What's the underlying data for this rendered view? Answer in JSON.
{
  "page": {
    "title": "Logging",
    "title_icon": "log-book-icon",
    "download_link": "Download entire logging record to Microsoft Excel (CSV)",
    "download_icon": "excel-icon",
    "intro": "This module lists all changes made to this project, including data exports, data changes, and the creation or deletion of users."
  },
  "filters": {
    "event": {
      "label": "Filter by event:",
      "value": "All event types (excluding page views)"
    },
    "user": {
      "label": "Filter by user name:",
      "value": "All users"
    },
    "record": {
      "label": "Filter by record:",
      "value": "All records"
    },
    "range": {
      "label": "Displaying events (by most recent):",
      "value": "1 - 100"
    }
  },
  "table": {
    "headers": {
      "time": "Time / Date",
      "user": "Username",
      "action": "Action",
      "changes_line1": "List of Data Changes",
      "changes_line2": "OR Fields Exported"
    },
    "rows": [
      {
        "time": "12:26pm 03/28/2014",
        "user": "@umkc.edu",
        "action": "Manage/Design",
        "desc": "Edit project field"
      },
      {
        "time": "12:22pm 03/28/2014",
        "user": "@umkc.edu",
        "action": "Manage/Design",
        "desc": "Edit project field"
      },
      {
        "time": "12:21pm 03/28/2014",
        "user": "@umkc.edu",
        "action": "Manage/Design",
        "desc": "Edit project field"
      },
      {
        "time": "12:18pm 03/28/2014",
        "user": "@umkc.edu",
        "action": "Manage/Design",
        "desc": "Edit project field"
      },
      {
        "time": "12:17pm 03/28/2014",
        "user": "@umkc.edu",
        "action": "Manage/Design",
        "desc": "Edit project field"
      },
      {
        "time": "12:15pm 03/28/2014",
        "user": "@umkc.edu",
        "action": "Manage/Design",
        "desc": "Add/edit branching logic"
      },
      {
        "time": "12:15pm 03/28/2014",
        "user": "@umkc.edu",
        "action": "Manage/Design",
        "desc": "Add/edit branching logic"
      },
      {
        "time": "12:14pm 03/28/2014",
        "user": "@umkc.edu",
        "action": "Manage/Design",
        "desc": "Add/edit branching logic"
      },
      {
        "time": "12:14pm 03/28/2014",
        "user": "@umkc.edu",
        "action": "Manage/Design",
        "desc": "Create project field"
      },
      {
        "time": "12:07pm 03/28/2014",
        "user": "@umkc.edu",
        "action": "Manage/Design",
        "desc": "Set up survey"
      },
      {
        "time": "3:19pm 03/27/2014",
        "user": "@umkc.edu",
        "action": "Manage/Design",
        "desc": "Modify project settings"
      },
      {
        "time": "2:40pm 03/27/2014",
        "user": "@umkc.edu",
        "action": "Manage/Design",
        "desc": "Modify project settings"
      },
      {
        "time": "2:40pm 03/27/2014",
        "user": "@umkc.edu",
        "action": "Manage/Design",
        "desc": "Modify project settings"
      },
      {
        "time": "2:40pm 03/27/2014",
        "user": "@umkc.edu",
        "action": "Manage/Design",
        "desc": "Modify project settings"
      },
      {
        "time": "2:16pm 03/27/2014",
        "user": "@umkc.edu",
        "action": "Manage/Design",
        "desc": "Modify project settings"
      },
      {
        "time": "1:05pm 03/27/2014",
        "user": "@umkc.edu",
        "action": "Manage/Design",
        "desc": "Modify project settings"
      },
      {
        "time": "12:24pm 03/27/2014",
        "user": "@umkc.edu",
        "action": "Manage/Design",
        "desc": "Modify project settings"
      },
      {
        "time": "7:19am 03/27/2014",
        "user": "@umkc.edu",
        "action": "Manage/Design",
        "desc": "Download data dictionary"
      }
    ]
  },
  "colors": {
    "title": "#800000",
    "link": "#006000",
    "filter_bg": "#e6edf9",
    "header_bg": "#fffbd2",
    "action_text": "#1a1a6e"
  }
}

* * * * * * * * *

■ **Your objective**: Give only the number of lines in the preceding material that contain the string "page".

■ **Response**: 2